» **Task objective**
Tell how many lines in these records contain the string "grid", with only the number as the reply.

Items from a dataset:
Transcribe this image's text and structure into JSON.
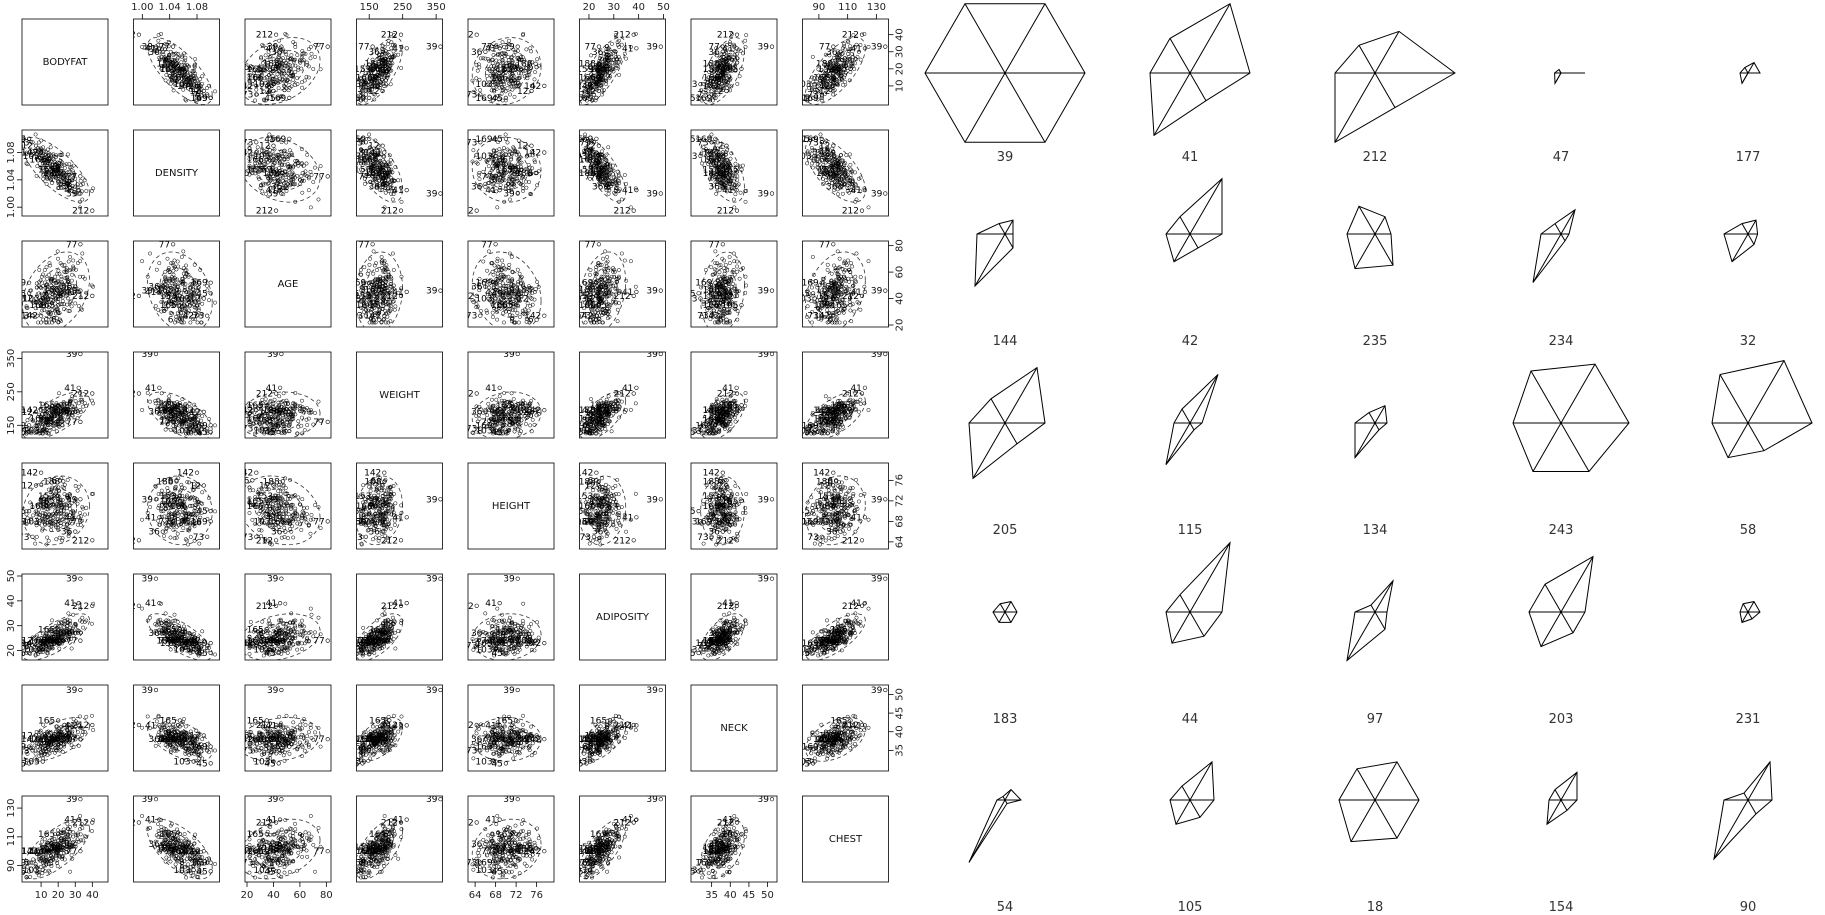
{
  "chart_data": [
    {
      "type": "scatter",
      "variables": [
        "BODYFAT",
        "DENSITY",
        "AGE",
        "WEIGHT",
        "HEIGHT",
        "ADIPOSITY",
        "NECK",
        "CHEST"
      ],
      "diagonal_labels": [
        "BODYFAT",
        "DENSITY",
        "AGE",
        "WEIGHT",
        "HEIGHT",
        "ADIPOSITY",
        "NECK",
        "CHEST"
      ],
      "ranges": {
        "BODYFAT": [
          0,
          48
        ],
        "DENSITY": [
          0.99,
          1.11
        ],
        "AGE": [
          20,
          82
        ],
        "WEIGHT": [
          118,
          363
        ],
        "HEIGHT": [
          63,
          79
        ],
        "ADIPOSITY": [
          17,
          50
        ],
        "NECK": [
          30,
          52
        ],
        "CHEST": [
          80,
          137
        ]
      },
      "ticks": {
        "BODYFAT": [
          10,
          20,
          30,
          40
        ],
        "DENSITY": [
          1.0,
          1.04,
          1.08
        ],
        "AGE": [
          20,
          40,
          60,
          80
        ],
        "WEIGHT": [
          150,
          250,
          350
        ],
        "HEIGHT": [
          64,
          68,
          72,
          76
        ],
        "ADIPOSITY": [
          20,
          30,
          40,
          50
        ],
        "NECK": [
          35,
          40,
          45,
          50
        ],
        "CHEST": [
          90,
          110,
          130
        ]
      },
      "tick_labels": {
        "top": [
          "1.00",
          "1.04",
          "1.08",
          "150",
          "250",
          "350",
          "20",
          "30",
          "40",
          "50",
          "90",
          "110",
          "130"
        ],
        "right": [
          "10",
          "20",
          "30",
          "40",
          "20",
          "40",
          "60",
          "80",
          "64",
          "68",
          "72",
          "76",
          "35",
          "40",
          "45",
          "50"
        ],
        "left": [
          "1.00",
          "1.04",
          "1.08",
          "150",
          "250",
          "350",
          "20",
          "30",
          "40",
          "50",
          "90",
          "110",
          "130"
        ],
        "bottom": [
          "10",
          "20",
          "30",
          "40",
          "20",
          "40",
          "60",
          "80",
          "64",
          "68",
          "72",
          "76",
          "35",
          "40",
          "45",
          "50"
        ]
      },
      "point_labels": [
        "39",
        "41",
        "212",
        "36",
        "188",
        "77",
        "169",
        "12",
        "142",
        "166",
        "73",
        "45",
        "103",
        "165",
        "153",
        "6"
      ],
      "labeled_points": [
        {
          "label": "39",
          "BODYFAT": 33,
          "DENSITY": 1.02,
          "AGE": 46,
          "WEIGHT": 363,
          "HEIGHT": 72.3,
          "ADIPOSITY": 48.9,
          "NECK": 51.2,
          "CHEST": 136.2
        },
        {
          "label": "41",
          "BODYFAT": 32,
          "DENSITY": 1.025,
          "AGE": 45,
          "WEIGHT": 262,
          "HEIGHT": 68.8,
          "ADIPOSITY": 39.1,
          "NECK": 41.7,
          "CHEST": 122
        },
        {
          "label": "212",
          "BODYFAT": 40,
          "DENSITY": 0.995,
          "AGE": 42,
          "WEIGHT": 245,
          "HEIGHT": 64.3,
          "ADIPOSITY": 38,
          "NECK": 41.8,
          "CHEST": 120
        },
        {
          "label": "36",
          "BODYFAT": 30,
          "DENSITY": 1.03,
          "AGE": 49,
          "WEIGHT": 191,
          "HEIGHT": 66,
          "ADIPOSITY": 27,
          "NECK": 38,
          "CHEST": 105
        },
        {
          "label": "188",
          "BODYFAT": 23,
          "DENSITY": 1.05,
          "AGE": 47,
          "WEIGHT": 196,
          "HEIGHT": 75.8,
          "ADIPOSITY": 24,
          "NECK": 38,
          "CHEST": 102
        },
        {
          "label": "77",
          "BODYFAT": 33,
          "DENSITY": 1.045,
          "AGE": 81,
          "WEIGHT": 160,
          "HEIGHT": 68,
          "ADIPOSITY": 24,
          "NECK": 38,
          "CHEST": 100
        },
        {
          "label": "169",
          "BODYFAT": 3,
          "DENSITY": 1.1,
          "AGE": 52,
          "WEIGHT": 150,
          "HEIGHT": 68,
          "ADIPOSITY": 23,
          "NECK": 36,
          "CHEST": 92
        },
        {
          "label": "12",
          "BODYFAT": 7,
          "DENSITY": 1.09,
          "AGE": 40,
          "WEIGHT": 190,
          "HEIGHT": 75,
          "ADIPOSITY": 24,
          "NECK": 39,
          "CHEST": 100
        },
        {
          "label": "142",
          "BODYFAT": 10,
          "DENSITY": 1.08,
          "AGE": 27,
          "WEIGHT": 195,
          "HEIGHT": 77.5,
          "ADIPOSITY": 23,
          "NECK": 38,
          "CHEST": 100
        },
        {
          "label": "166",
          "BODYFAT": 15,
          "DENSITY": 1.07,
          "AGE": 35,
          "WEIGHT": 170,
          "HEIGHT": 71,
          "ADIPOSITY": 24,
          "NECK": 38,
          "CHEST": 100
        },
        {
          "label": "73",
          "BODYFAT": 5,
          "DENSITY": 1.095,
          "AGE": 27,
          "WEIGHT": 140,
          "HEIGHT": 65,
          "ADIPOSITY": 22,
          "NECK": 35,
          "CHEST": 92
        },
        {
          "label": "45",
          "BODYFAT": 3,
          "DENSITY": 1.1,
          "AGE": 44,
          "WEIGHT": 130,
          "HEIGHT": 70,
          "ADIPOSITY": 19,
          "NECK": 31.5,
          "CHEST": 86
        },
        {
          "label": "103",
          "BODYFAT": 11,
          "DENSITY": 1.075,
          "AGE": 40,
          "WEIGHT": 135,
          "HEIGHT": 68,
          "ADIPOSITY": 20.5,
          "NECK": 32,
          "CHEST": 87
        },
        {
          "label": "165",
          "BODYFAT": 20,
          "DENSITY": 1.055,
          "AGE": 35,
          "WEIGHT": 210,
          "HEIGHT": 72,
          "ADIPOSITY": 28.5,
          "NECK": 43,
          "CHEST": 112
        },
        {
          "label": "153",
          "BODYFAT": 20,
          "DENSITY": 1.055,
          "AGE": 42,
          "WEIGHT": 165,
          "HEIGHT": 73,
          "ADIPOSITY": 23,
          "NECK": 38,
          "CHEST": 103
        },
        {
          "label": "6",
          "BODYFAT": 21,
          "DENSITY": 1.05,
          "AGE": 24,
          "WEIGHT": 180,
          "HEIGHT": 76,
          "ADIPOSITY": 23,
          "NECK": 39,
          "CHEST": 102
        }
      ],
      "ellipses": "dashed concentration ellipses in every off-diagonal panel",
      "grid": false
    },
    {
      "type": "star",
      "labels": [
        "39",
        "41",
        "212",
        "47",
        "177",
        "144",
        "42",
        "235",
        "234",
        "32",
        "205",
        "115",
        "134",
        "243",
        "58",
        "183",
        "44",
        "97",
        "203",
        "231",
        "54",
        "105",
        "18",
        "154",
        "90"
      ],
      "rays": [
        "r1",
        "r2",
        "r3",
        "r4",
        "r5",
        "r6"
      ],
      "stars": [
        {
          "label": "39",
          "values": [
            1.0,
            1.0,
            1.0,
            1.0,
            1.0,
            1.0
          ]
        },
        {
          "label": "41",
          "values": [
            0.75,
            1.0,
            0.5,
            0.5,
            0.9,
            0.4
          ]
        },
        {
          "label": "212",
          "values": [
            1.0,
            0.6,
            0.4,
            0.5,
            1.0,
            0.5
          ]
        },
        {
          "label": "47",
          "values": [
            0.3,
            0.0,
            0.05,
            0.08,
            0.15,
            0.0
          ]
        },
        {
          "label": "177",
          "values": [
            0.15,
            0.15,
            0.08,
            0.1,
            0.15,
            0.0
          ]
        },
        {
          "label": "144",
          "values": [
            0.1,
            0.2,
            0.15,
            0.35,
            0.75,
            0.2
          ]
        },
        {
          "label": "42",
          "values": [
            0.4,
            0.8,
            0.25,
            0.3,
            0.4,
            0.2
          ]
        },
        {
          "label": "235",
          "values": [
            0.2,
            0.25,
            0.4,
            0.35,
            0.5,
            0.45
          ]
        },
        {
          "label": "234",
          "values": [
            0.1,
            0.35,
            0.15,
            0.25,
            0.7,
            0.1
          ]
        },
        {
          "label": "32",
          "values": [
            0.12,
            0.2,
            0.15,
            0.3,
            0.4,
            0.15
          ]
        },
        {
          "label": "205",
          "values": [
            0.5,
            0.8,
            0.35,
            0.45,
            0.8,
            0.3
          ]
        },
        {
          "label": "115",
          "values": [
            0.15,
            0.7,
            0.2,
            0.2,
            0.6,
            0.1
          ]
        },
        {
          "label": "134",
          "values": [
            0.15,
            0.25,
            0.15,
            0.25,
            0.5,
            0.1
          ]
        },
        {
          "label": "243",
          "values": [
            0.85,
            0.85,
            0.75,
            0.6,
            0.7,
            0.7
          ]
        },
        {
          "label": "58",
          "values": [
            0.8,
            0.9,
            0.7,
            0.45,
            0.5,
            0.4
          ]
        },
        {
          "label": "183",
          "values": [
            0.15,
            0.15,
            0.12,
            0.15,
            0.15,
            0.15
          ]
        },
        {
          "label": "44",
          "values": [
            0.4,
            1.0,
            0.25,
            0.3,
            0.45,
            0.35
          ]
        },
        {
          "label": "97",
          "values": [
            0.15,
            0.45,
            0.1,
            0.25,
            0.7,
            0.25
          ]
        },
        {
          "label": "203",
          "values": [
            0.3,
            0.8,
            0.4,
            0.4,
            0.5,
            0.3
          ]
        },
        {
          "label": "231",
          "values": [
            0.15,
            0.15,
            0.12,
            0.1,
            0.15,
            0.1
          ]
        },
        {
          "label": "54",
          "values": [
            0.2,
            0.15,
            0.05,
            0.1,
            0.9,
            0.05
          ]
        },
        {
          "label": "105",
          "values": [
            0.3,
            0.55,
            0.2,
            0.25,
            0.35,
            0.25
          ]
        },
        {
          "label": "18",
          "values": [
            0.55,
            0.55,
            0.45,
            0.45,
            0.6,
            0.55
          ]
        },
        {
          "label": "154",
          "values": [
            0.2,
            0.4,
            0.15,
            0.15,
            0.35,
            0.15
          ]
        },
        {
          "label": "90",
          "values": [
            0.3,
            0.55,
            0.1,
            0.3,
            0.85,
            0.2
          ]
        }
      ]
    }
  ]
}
==
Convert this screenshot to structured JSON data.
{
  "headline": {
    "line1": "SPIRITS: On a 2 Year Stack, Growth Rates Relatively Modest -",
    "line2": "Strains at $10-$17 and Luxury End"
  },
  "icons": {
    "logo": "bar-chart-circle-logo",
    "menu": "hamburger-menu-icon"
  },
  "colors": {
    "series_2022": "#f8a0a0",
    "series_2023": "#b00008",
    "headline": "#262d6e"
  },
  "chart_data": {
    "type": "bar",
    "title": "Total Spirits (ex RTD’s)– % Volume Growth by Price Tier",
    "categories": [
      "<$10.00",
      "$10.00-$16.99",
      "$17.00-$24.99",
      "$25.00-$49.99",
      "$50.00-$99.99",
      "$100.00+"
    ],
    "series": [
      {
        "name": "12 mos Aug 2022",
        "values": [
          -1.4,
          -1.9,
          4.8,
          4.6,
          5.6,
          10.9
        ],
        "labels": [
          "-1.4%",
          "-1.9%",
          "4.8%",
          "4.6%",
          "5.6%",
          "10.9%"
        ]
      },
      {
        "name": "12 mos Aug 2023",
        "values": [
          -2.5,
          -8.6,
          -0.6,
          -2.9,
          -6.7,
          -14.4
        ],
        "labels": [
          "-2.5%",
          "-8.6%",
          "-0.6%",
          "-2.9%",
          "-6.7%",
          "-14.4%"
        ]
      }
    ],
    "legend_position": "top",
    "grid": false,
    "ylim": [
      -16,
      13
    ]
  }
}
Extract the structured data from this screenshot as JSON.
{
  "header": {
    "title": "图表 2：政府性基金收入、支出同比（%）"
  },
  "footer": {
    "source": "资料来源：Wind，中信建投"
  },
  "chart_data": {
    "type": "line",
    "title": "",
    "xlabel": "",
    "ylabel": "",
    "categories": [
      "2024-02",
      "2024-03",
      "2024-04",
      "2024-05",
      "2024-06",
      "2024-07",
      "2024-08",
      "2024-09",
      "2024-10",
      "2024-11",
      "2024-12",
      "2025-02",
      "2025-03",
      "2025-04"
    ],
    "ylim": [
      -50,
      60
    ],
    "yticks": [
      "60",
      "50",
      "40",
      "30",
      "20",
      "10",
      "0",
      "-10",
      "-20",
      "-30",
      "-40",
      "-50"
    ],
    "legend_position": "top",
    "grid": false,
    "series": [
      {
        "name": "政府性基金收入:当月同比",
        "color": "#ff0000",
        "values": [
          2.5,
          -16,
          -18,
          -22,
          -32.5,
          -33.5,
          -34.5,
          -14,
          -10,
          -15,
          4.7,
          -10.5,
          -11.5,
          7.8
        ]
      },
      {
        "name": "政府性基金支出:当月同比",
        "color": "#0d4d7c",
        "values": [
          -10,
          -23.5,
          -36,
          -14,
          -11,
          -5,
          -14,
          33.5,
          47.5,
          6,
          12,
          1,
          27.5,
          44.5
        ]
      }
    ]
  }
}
---
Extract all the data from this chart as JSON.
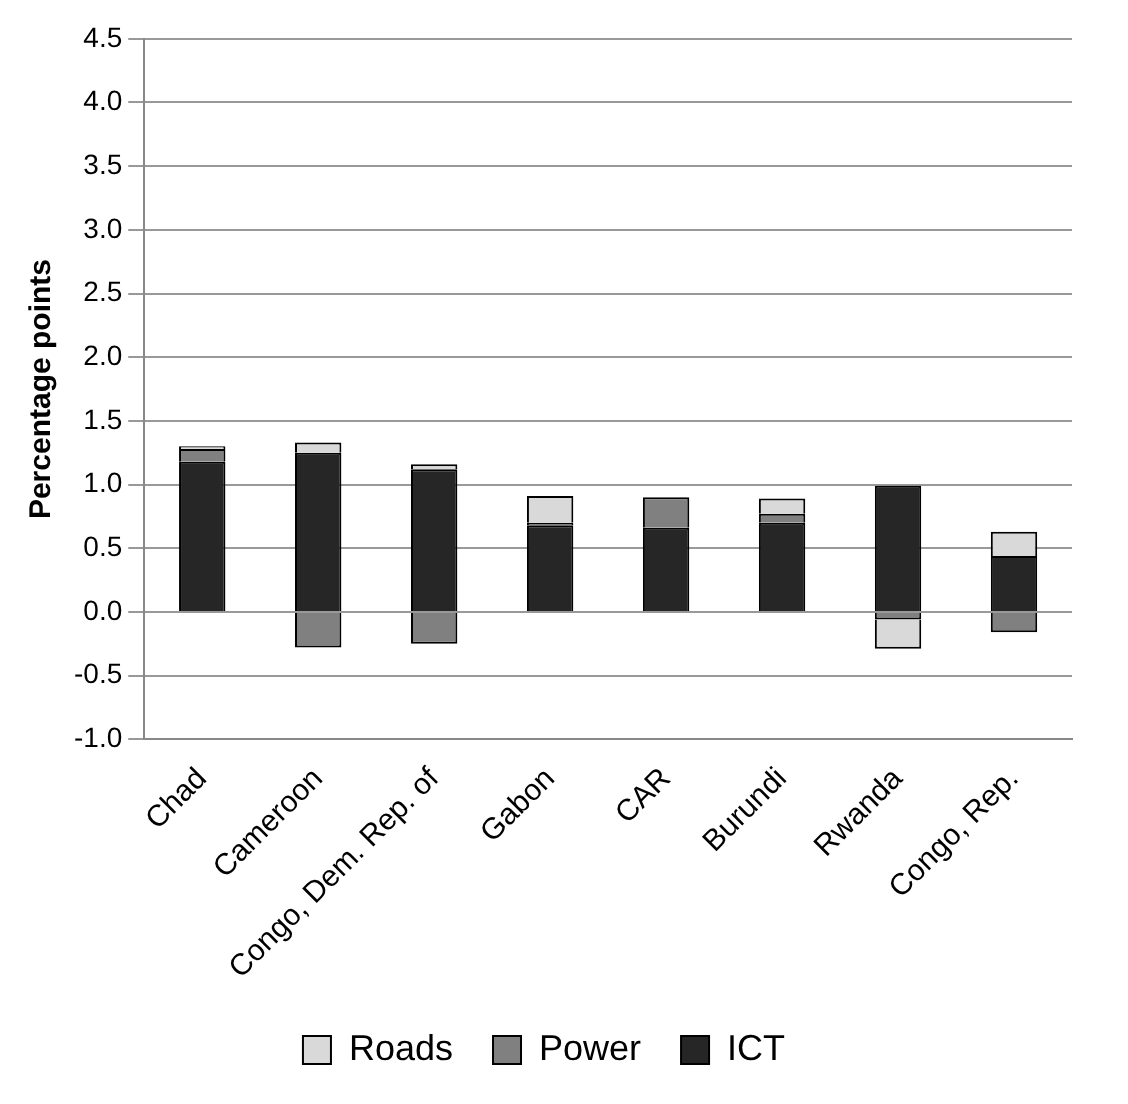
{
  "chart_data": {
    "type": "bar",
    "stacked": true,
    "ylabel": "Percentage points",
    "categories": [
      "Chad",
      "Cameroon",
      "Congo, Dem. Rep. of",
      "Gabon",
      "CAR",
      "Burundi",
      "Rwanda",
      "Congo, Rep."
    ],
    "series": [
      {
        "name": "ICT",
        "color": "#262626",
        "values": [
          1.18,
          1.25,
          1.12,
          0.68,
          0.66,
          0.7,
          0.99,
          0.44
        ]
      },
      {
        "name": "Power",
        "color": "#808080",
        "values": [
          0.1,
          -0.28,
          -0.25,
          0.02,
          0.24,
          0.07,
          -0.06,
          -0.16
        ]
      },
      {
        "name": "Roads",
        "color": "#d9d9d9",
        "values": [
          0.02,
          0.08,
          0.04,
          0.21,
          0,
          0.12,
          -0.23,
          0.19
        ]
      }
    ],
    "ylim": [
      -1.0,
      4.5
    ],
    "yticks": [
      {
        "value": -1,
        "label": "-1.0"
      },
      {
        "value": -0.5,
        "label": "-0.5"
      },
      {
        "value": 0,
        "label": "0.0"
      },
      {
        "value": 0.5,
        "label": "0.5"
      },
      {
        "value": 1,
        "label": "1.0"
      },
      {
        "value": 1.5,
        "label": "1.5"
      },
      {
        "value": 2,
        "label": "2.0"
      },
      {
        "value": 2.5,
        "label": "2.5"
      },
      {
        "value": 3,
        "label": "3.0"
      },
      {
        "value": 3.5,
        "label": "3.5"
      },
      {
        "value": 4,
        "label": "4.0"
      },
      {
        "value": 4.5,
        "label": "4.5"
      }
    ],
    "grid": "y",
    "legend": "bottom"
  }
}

» **Solution for this exercise**
4